**THE TASK**:
Copy out all of the material, matching it word for word.

Stored items:
-- start --

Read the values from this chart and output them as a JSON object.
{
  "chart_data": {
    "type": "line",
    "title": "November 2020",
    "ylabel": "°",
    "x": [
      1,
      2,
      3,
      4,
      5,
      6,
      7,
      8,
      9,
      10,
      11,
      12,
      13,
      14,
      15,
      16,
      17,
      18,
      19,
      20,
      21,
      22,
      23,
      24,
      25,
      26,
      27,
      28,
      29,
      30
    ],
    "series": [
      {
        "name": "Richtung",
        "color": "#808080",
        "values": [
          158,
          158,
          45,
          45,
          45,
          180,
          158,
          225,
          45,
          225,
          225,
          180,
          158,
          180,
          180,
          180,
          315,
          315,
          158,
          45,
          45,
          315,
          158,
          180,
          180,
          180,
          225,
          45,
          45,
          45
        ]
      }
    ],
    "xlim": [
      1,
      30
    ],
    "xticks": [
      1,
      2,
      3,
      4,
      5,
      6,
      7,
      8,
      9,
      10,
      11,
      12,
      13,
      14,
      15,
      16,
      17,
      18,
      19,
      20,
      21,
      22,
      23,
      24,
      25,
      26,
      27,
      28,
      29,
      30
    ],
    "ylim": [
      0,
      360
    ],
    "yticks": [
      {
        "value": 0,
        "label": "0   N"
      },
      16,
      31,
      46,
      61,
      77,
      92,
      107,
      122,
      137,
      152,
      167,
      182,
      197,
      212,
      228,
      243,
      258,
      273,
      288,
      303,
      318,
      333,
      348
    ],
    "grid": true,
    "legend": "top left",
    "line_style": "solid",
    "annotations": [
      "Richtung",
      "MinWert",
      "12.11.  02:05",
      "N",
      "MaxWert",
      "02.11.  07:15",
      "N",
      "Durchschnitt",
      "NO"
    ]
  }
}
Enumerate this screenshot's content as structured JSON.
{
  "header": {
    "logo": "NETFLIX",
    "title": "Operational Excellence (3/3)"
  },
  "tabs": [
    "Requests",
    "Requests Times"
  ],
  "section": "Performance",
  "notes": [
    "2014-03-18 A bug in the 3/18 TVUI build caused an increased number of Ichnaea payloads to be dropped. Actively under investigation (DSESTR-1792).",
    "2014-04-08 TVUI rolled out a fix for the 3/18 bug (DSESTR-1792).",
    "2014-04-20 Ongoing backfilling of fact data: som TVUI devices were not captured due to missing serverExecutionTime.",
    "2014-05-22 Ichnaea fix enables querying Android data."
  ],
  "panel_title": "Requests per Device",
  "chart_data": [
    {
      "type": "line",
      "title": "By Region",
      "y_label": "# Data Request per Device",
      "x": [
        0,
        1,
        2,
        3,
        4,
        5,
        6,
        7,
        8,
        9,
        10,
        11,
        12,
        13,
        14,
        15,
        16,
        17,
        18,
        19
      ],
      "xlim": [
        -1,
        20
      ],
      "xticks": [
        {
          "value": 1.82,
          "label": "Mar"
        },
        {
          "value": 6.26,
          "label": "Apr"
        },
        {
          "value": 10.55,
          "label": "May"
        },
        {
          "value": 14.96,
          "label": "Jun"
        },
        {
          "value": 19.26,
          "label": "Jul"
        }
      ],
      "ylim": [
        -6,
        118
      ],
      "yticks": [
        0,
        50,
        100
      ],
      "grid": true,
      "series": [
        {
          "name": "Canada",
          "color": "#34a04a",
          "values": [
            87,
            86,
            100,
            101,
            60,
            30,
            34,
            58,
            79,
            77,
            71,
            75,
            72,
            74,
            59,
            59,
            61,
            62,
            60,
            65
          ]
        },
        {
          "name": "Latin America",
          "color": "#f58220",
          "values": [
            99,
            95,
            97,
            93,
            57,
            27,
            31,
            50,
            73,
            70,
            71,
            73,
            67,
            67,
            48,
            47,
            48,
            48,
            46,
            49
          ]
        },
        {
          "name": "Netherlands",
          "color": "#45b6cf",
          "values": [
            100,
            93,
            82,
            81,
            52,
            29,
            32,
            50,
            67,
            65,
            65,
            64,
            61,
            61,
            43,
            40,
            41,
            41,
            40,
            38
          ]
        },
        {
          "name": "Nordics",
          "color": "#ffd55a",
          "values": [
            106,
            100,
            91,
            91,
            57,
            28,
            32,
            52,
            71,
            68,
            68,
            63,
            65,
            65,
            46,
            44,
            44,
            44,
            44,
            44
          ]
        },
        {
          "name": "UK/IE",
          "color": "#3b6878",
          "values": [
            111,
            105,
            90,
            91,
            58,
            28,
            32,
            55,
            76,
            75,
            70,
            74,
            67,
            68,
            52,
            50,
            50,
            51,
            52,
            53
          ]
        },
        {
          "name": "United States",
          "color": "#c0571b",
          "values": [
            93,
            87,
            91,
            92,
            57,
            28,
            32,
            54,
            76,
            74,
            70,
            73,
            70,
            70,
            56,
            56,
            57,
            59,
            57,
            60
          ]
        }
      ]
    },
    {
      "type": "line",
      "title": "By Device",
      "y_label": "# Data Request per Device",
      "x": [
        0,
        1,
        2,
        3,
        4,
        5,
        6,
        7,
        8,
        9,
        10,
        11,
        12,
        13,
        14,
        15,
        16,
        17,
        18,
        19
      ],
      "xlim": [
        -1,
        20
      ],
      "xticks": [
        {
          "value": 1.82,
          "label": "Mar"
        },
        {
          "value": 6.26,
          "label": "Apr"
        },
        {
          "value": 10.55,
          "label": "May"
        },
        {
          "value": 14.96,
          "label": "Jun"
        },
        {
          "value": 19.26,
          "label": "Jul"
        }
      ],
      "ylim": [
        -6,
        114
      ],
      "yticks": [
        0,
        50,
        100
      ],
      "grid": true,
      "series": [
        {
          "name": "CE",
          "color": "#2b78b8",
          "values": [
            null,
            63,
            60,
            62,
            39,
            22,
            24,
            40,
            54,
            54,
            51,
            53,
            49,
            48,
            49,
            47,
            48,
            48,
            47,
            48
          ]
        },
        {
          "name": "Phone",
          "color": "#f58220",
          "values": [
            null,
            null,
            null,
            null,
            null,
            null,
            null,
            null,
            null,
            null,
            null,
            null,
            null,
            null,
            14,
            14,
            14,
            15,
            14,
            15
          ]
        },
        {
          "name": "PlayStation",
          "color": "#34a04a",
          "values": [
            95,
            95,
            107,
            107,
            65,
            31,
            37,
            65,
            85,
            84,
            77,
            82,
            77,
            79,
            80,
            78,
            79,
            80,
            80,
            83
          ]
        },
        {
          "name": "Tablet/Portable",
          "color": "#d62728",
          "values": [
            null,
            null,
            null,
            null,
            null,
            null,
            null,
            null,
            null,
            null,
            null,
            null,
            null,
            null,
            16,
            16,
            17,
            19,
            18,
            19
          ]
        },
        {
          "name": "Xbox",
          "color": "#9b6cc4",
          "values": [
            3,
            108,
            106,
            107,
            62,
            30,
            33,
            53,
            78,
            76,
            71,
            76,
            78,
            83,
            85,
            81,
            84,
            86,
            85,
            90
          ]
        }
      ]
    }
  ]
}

-- end --

**TASK ANSWER**:
Read the values from this chart and output them as a JSON object.
{
  "chart_data": {
    "type": "line",
    "title": "November 2020",
    "ylabel": "°",
    "x": [
      1,
      2,
      3,
      4,
      5,
      6,
      7,
      8,
      9,
      10,
      11,
      12,
      13,
      14,
      15,
      16,
      17,
      18,
      19,
      20,
      21,
      22,
      23,
      24,
      25,
      26,
      27,
      28,
      29,
      30
    ],
    "series": [
      {
        "name": "Richtung",
        "color": "#808080",
        "values": [
          158,
          158,
          45,
          45,
          45,
          180,
          158,
          225,
          45,
          225,
          225,
          180,
          158,
          180,
          180,
          180,
          315,
          315,
          158,
          45,
          45,
          315,
          158,
          180,
          180,
          180,
          225,
          45,
          45,
          45
        ]
      }
    ],
    "xlim": [
      1,
      30
    ],
    "xticks": [
      1,
      2,
      3,
      4,
      5,
      6,
      7,
      8,
      9,
      10,
      11,
      12,
      13,
      14,
      15,
      16,
      17,
      18,
      19,
      20,
      21,
      22,
      23,
      24,
      25,
      26,
      27,
      28,
      29,
      30
    ],
    "ylim": [
      0,
      360
    ],
    "yticks": [
      {
        "value": 0,
        "label": "0   N"
      },
      16,
      31,
      46,
      61,
      77,
      92,
      107,
      122,
      137,
      152,
      167,
      182,
      197,
      212,
      228,
      243,
      258,
      273,
      288,
      303,
      318,
      333,
      348
    ],
    "grid": true,
    "legend": "top left",
    "line_style": "solid",
    "annotations": [
      "Richtung",
      "MinWert",
      "12.11.  02:05",
      "N",
      "MaxWert",
      "02.11.  07:15",
      "N",
      "Durchschnitt",
      "NO"
    ]
  }
}
Enumerate this screenshot's content as structured JSON.
{
  "header": {
    "logo": "NETFLIX",
    "title": "Operational Excellence (3/3)"
  },
  "tabs": [
    "Requests",
    "Requests Times"
  ],
  "section": "Performance",
  "notes": [
    "2014-03-18 A bug in the 3/18 TVUI build caused an increased number of Ichnaea payloads to be dropped. Actively under investigation (DSESTR-1792).",
    "2014-04-08 TVUI rolled out a fix for the 3/18 bug (DSESTR-1792).",
    "2014-04-20 Ongoing backfilling of fact data: som TVUI devices were not captured due to missing serverExecutionTime.",
    "2014-05-22 Ichnaea fix enables querying Android data."
  ],
  "panel_title": "Requests per Device",
  "chart_data": [
    {
      "type": "line",
      "title": "By Region",
      "y_label": "# Data Request per Device",
      "x": [
        0,
        1,
        2,
        3,
        4,
        5,
        6,
        7,
        8,
        9,
        10,
        11,
        12,
        13,
        14,
        15,
        16,
        17,
        18,
        19
      ],
      "xlim": [
        -1,
        20
      ],
      "xticks": [
        {
          "value": 1.82,
          "label": "Mar"
        },
        {
          "value": 6.26,
          "label": "Apr"
        },
        {
          "value": 10.55,
          "label": "May"
        },
        {
          "value": 14.96,
          "label": "Jun"
        },
        {
          "value": 19.26,
          "label": "Jul"
        }
      ],
      "ylim": [
        -6,
        118
      ],
      "yticks": [
        0,
        50,
        100
      ],
      "grid": true,
      "series": [
        {
          "name": "Canada",
          "color": "#34a04a",
          "values": [
            87,
            86,
            100,
            101,
            60,
            30,
            34,
            58,
            79,
            77,
            71,
            75,
            72,
            74,
            59,
            59,
            61,
            62,
            60,
            65
          ]
        },
        {
          "name": "Latin America",
          "color": "#f58220",
          "values": [
            99,
            95,
            97,
            93,
            57,
            27,
            31,
            50,
            73,
            70,
            71,
            73,
            67,
            67,
            48,
            47,
            48,
            48,
            46,
            49
          ]
        },
        {
          "name": "Netherlands",
          "color": "#45b6cf",
          "values": [
            100,
            93,
            82,
            81,
            52,
            29,
            32,
            50,
            67,
            65,
            65,
            64,
            61,
            61,
            43,
            40,
            41,
            41,
            40,
            38
          ]
        },
        {
          "name": "Nordics",
          "color": "#ffd55a",
          "values": [
            106,
            100,
            91,
            91,
            57,
            28,
            32,
            52,
            71,
            68,
            68,
            63,
            65,
            65,
            46,
            44,
            44,
            44,
            44,
            44
          ]
        },
        {
          "name": "UK/IE",
          "color": "#3b6878",
          "values": [
            111,
            105,
            90,
            91,
            58,
            28,
            32,
            55,
            76,
            75,
            70,
            74,
            67,
            68,
            52,
            50,
            50,
            51,
            52,
            53
          ]
        },
        {
          "name": "United States",
          "color": "#c0571b",
          "values": [
            93,
            87,
            91,
            92,
            57,
            28,
            32,
            54,
            76,
            74,
            70,
            73,
            70,
            70,
            56,
            56,
            57,
            59,
            57,
            60
          ]
        }
      ]
    },
    {
      "type": "line",
      "title": "By Device",
      "y_label": "# Data Request per Device",
      "x": [
        0,
        1,
        2,
        3,
        4,
        5,
        6,
        7,
        8,
        9,
        10,
        11,
        12,
        13,
        14,
        15,
        16,
        17,
        18,
        19
      ],
      "xlim": [
        -1,
        20
      ],
      "xticks": [
        {
          "value": 1.82,
          "label": "Mar"
        },
        {
          "value": 6.26,
          "label": "Apr"
        },
        {
          "value": 10.55,
          "label": "May"
        },
        {
          "value": 14.96,
          "label": "Jun"
        },
        {
          "value": 19.26,
          "label": "Jul"
        }
      ],
      "ylim": [
        -6,
        114
      ],
      "yticks": [
        0,
        50,
        100
      ],
      "grid": true,
      "series": [
        {
          "name": "CE",
          "color": "#2b78b8",
          "values": [
            null,
            63,
            60,
            62,
            39,
            22,
            24,
            40,
            54,
            54,
            51,
            53,
            49,
            48,
            49,
            47,
            48,
            48,
            47,
            48
          ]
        },
        {
          "name": "Phone",
          "color": "#f58220",
          "values": [
            null,
            null,
            null,
            null,
            null,
            null,
            null,
            null,
            null,
            null,
            null,
            null,
            null,
            null,
            14,
            14,
            14,
            15,
            14,
            15
          ]
        },
        {
          "name": "PlayStation",
          "color": "#34a04a",
          "values": [
            95,
            95,
            107,
            107,
            65,
            31,
            37,
            65,
            85,
            84,
            77,
            82,
            77,
            79,
            80,
            78,
            79,
            80,
            80,
            83
          ]
        },
        {
          "name": "Tablet/Portable",
          "color": "#d62728",
          "values": [
            null,
            null,
            null,
            null,
            null,
            null,
            null,
            null,
            null,
            null,
            null,
            null,
            null,
            null,
            16,
            16,
            17,
            19,
            18,
            19
          ]
        },
        {
          "name": "Xbox",
          "color": "#9b6cc4",
          "values": [
            3,
            108,
            106,
            107,
            62,
            30,
            33,
            53,
            78,
            76,
            71,
            76,
            78,
            83,
            85,
            81,
            84,
            86,
            85,
            90
          ]
        }
      ]
    }
  ]
}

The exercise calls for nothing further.